**Short task:**
Copy every line of the data that contains the string "heading".

☆ ☆ ☆ ☆

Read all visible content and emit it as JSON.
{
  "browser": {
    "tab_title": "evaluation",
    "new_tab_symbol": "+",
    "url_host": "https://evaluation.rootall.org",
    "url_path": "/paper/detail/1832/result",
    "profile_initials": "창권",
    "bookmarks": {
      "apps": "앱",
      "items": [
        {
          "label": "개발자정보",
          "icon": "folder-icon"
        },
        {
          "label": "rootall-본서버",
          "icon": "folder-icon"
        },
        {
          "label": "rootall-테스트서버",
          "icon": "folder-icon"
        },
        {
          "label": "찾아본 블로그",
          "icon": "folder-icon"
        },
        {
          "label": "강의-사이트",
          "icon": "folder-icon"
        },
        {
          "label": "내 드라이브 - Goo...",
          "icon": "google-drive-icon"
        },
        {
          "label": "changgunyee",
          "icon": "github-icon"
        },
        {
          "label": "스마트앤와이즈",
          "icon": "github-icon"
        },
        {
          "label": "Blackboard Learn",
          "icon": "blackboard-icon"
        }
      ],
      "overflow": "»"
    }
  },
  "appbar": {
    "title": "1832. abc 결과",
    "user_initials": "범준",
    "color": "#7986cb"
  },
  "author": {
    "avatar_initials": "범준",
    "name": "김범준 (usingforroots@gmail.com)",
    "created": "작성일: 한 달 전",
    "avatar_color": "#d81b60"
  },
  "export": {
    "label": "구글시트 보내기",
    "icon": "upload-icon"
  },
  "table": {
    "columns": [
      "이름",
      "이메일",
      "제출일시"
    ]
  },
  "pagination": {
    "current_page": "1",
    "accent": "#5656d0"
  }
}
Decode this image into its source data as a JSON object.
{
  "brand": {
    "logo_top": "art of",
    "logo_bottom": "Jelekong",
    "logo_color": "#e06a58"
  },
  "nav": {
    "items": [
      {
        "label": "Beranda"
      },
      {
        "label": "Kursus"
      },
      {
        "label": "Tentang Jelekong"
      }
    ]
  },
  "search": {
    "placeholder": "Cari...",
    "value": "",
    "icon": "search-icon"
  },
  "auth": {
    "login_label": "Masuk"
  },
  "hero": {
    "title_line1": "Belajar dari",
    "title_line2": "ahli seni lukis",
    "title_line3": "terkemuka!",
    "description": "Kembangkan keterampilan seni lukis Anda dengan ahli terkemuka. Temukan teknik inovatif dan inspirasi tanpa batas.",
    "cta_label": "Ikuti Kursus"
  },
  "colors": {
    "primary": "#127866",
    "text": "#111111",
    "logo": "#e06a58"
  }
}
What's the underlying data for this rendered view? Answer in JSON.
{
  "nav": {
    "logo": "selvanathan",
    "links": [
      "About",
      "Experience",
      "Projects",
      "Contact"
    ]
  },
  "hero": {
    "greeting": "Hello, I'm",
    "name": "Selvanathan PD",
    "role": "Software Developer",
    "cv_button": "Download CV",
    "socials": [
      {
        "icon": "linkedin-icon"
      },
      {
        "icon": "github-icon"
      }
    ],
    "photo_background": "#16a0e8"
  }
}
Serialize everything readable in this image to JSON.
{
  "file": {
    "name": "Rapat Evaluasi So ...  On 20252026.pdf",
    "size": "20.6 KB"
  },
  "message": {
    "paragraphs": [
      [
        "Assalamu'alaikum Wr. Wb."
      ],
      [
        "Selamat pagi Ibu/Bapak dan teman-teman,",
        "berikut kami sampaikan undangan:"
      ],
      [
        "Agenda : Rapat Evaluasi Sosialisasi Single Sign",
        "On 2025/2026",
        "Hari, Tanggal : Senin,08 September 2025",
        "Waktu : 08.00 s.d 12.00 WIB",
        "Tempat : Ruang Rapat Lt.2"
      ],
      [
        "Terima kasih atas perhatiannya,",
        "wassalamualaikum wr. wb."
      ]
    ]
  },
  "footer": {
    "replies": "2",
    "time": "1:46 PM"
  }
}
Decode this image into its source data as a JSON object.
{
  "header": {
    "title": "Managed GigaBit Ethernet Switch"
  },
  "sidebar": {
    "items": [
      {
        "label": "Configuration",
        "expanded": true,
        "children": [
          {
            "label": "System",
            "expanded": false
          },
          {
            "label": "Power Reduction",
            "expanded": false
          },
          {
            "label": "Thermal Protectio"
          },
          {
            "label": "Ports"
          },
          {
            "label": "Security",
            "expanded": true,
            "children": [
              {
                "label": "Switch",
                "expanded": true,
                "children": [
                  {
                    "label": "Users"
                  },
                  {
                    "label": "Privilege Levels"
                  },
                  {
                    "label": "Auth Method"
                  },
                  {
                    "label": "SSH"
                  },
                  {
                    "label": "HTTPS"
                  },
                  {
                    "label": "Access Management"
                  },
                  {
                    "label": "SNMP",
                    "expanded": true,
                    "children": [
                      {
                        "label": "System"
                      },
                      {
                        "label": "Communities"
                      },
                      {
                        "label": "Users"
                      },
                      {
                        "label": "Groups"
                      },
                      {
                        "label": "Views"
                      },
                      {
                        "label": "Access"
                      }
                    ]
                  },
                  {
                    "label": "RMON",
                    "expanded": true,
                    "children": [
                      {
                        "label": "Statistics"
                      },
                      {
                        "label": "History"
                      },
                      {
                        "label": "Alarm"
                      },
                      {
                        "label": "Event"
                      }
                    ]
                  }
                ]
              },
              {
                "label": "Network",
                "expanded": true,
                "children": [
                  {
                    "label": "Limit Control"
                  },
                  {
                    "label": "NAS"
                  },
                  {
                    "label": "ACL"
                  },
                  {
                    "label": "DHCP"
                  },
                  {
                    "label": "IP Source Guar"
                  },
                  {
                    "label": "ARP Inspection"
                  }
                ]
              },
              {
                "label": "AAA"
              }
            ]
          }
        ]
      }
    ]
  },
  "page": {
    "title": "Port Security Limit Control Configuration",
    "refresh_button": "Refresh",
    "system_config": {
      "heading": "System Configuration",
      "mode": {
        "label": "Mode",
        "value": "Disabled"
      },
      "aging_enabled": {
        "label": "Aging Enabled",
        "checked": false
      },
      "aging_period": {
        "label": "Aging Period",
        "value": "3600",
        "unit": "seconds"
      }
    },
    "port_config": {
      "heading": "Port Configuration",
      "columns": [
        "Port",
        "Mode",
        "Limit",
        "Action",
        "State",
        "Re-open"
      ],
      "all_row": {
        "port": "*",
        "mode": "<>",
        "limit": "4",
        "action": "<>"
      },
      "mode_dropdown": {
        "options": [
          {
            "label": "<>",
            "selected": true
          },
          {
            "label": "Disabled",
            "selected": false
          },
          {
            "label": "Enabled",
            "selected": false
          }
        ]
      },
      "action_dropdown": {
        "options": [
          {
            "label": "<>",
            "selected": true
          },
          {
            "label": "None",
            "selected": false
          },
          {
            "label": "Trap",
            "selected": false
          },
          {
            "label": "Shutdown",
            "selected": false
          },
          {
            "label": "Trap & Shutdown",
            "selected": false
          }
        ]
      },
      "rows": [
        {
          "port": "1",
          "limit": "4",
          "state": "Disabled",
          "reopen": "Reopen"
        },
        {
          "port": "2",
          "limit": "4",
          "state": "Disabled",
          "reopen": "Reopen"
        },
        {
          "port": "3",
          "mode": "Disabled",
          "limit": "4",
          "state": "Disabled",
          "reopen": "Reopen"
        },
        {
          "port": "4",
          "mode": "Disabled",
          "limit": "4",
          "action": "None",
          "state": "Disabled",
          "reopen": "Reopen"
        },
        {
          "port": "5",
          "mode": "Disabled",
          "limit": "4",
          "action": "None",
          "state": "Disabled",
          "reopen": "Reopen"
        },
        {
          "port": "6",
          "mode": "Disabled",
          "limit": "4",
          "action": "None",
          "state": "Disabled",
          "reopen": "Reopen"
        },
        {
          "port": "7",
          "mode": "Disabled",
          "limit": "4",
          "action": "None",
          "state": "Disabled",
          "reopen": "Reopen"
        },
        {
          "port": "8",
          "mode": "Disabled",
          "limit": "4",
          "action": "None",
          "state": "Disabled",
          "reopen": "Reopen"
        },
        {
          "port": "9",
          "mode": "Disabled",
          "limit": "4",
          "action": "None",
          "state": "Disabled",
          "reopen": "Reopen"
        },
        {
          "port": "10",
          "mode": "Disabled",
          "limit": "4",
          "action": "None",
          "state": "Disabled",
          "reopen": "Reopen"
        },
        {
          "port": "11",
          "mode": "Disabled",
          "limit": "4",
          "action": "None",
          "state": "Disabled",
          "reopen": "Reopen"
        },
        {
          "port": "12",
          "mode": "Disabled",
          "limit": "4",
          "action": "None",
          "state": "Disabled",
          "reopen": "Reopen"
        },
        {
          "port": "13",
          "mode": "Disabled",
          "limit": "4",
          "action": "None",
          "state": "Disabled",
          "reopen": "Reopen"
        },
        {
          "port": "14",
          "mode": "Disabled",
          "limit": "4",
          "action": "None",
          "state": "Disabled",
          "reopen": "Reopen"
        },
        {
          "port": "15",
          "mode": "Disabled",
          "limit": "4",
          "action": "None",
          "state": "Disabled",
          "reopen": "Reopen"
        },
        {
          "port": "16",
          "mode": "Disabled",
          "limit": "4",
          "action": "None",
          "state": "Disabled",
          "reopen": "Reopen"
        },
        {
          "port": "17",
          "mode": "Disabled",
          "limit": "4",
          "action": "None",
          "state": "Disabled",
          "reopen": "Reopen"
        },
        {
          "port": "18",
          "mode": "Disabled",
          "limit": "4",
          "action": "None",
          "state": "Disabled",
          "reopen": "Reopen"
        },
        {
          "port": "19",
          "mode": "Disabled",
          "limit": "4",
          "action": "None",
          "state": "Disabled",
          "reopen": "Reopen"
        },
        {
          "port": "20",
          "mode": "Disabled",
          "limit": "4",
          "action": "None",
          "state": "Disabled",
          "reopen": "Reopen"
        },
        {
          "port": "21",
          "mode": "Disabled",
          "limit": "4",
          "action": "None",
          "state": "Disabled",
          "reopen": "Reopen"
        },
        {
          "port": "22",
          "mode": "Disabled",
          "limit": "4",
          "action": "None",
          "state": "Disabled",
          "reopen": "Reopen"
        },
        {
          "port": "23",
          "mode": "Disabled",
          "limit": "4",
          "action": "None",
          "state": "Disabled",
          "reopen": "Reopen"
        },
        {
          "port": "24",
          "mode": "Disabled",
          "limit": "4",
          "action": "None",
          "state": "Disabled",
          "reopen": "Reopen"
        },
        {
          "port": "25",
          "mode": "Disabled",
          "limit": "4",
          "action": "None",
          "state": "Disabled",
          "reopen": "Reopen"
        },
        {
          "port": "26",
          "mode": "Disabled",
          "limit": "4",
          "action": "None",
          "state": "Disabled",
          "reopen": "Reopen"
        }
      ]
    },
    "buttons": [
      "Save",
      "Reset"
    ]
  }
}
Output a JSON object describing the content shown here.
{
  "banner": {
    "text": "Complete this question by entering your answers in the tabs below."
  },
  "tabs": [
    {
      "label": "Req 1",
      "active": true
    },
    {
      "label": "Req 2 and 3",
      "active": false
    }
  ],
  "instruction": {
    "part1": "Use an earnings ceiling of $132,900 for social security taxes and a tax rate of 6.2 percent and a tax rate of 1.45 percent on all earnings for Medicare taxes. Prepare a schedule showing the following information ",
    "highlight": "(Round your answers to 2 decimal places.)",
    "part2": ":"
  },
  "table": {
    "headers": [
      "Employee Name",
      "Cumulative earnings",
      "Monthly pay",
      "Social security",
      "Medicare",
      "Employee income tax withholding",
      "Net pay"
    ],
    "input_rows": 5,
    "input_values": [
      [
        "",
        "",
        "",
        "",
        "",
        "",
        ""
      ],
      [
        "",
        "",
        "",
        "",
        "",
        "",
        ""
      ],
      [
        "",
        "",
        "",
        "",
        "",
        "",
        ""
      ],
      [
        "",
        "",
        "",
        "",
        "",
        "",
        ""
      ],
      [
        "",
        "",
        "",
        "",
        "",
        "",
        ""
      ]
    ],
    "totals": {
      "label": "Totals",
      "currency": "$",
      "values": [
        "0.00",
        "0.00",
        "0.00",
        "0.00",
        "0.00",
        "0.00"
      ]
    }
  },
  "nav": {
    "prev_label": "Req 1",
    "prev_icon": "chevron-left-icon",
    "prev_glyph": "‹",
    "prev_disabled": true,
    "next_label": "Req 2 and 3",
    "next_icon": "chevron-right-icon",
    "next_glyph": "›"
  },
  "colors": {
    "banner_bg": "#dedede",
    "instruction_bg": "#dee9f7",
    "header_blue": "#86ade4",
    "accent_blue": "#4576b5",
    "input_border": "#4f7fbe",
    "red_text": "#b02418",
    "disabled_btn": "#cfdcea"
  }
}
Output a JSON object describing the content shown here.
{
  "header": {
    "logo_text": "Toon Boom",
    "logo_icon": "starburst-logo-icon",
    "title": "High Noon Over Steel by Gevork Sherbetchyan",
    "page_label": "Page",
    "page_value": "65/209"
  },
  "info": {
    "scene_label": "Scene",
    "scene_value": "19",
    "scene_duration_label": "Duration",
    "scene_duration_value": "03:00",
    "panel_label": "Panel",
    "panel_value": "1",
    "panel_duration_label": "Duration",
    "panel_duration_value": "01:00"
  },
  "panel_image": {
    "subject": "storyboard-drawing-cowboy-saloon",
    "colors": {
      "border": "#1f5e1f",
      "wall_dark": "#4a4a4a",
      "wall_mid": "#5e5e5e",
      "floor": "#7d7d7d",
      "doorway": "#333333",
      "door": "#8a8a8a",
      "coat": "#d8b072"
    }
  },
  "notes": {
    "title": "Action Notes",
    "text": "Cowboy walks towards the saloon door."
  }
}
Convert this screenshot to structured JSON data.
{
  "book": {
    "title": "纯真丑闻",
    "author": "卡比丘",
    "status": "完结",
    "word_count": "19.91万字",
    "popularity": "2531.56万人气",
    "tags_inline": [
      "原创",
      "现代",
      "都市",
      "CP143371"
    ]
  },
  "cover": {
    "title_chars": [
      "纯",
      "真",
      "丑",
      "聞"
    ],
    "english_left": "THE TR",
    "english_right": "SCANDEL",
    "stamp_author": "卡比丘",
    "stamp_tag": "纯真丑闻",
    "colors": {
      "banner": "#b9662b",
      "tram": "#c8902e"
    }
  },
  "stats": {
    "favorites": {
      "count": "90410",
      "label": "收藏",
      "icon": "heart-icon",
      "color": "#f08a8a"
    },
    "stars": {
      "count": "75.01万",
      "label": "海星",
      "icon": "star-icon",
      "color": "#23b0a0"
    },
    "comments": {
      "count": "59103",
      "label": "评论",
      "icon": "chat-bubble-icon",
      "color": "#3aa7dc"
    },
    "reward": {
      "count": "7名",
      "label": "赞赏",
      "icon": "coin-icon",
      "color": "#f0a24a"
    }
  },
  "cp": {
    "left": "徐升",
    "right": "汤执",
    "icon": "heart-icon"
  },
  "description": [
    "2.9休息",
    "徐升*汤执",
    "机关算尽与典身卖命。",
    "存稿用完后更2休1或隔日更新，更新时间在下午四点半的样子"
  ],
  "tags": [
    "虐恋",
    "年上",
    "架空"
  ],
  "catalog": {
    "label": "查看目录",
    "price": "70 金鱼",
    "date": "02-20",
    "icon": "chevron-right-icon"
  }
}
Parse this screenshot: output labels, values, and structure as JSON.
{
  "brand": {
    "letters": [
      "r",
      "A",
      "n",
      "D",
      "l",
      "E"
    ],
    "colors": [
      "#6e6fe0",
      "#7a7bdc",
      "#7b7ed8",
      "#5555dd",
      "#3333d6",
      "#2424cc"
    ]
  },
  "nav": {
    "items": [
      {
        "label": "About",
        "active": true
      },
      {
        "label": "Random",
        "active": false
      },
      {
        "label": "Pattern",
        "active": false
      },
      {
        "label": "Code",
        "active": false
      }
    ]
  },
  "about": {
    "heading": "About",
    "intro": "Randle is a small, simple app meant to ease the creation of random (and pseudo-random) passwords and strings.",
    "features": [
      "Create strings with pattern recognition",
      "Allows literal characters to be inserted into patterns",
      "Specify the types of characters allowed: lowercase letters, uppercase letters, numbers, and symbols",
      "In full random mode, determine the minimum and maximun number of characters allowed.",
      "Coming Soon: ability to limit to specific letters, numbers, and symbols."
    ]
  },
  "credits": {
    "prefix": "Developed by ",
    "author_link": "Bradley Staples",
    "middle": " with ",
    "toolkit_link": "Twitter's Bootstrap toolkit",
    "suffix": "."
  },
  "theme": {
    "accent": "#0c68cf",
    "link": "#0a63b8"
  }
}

☆ ☆ ☆ ☆

**Result:**
      "heading": "System Configuration",
      "heading": "Port Configuration",
    "heading": "About",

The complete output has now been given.